===== DATA ROWS =====

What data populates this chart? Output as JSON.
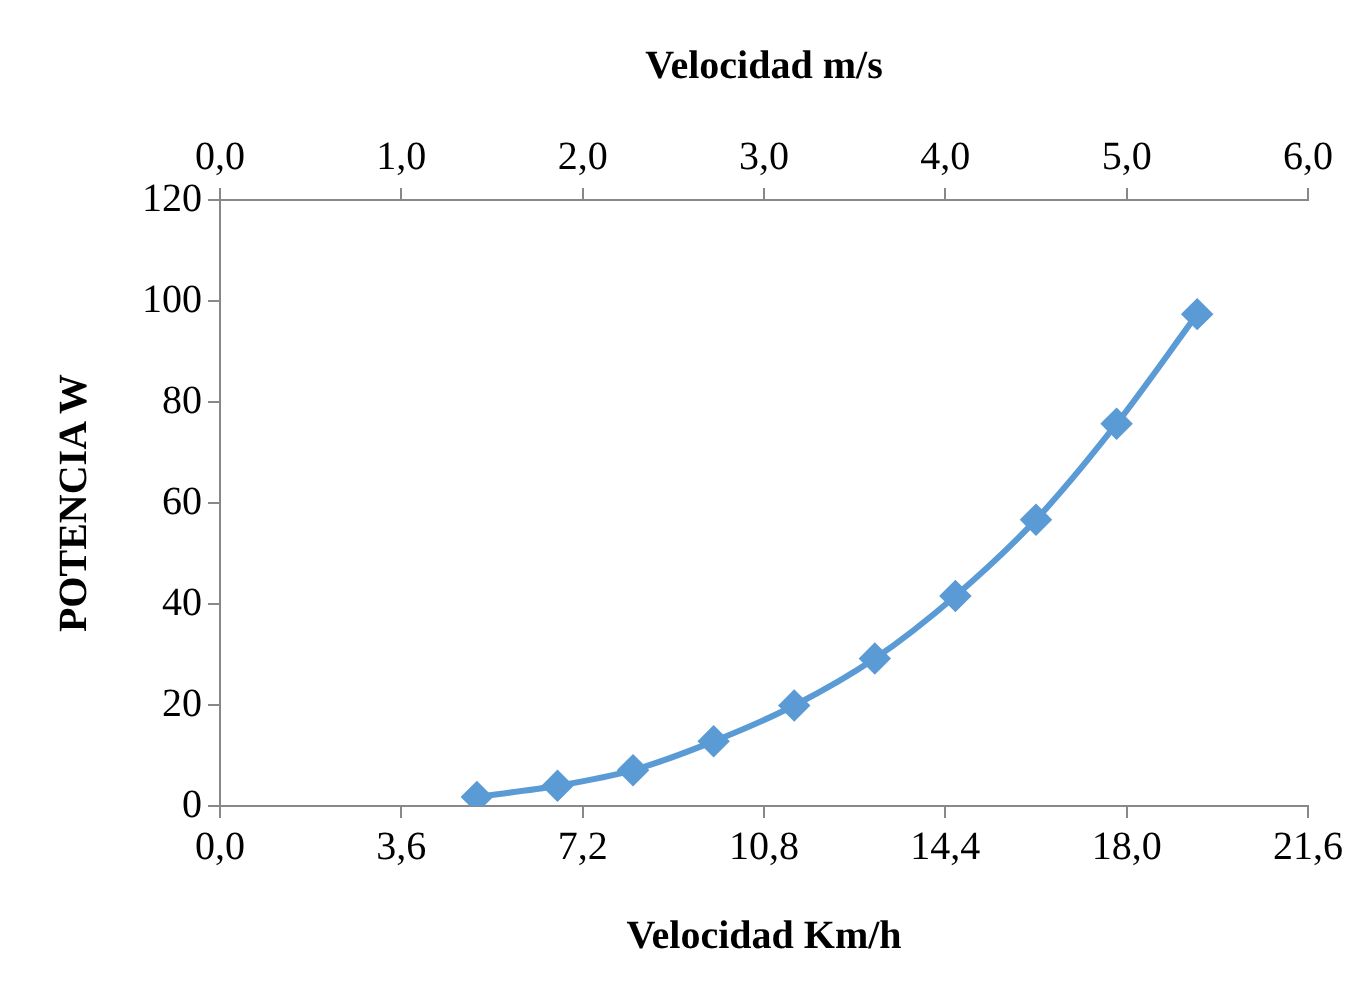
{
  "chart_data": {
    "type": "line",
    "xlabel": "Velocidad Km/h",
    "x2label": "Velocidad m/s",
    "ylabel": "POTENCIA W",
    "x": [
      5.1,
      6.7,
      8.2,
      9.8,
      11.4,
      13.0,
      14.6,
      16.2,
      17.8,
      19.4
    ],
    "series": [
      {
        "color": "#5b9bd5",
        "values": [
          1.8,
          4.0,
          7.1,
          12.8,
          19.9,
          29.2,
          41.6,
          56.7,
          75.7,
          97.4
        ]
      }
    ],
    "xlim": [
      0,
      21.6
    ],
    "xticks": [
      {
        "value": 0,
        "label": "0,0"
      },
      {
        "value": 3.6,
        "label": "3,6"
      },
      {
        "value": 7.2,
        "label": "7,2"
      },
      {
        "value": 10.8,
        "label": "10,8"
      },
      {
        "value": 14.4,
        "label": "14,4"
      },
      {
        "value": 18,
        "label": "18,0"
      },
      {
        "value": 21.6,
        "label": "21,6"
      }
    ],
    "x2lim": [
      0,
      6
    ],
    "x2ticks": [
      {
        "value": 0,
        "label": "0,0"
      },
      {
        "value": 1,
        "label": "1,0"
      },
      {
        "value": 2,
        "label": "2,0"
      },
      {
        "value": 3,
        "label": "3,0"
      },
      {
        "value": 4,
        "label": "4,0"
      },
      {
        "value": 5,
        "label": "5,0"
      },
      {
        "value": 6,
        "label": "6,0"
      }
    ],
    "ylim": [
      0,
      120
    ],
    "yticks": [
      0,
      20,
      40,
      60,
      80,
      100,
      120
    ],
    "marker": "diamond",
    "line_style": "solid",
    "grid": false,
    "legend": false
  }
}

=====
===== DATA ROWS =====

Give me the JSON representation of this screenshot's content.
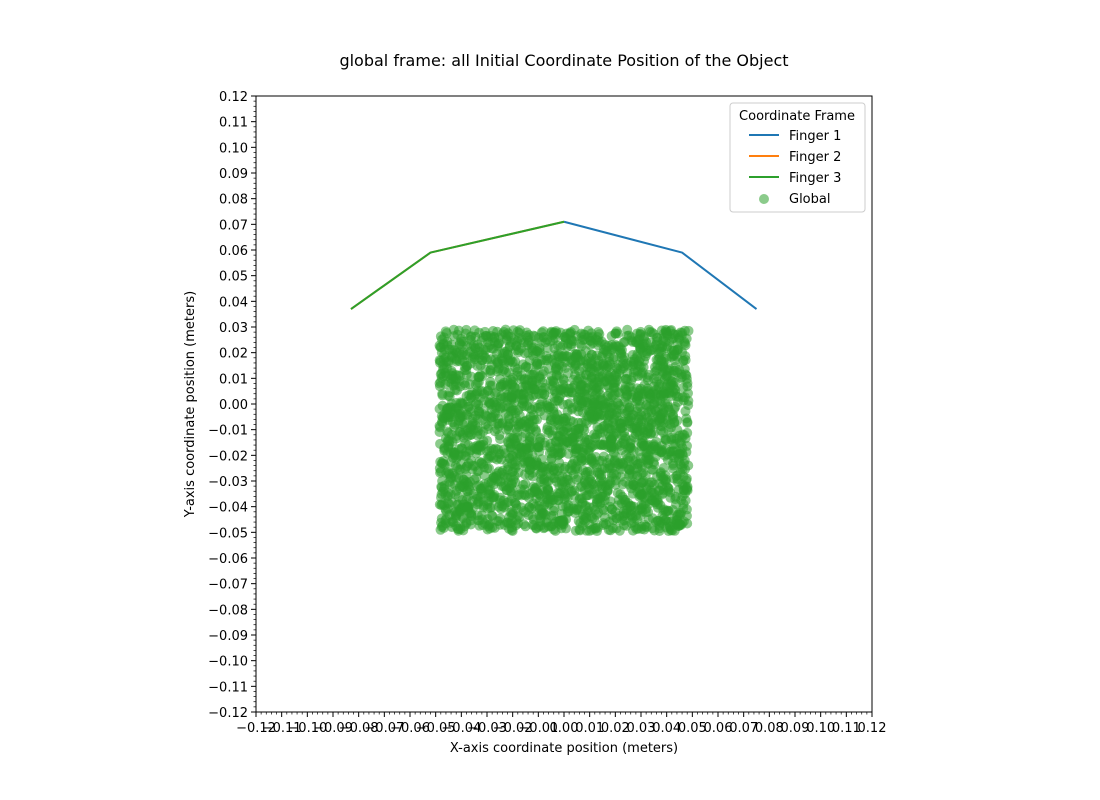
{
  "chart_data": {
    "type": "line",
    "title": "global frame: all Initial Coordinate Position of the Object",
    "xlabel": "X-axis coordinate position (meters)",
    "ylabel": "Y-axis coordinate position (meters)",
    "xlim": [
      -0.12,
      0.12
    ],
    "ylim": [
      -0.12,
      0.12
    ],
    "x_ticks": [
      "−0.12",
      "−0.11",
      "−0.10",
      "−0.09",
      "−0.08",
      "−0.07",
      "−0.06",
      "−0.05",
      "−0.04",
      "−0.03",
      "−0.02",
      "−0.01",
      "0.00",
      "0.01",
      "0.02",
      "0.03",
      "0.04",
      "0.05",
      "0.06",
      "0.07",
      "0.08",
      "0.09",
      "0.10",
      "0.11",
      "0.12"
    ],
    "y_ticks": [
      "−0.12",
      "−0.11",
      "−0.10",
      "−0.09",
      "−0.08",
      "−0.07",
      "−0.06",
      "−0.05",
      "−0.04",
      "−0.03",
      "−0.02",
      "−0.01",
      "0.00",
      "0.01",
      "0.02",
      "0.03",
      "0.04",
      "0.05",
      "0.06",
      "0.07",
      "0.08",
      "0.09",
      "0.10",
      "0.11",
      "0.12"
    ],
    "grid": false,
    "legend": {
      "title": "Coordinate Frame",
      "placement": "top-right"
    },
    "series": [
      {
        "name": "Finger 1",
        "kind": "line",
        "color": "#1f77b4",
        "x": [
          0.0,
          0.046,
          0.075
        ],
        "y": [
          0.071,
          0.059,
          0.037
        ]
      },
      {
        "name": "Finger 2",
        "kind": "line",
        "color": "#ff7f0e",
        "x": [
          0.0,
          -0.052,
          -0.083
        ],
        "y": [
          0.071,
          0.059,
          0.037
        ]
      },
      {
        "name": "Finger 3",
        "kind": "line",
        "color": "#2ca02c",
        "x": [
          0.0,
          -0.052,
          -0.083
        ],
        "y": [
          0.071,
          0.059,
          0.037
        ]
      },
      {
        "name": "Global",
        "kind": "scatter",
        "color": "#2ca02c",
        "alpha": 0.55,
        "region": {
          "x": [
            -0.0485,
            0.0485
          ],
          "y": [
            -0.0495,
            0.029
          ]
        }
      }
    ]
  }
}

=====
===== DATA ROWS =====

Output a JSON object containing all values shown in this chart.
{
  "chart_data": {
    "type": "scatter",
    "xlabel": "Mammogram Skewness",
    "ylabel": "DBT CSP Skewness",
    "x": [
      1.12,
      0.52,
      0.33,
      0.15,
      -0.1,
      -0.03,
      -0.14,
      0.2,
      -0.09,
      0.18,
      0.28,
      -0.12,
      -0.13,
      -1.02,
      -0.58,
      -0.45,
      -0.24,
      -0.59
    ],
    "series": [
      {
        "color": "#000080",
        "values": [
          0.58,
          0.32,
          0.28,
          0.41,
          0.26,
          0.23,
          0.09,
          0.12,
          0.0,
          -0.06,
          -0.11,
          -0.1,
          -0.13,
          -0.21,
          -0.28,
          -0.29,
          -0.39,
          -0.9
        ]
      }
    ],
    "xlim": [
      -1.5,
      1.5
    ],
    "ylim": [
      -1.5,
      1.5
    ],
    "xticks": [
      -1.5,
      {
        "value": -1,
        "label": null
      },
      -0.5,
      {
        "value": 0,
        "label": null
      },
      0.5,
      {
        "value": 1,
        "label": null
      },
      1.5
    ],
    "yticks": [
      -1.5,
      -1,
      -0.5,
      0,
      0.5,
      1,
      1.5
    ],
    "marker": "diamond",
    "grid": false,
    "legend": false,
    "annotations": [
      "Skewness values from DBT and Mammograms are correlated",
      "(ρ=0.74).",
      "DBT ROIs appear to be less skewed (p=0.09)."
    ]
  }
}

=====

WHAT IS REQUIRED: Within the records, how many lines include "color"? The answer is the number and nothing else.

RESPONSE TO THIS TASK: 6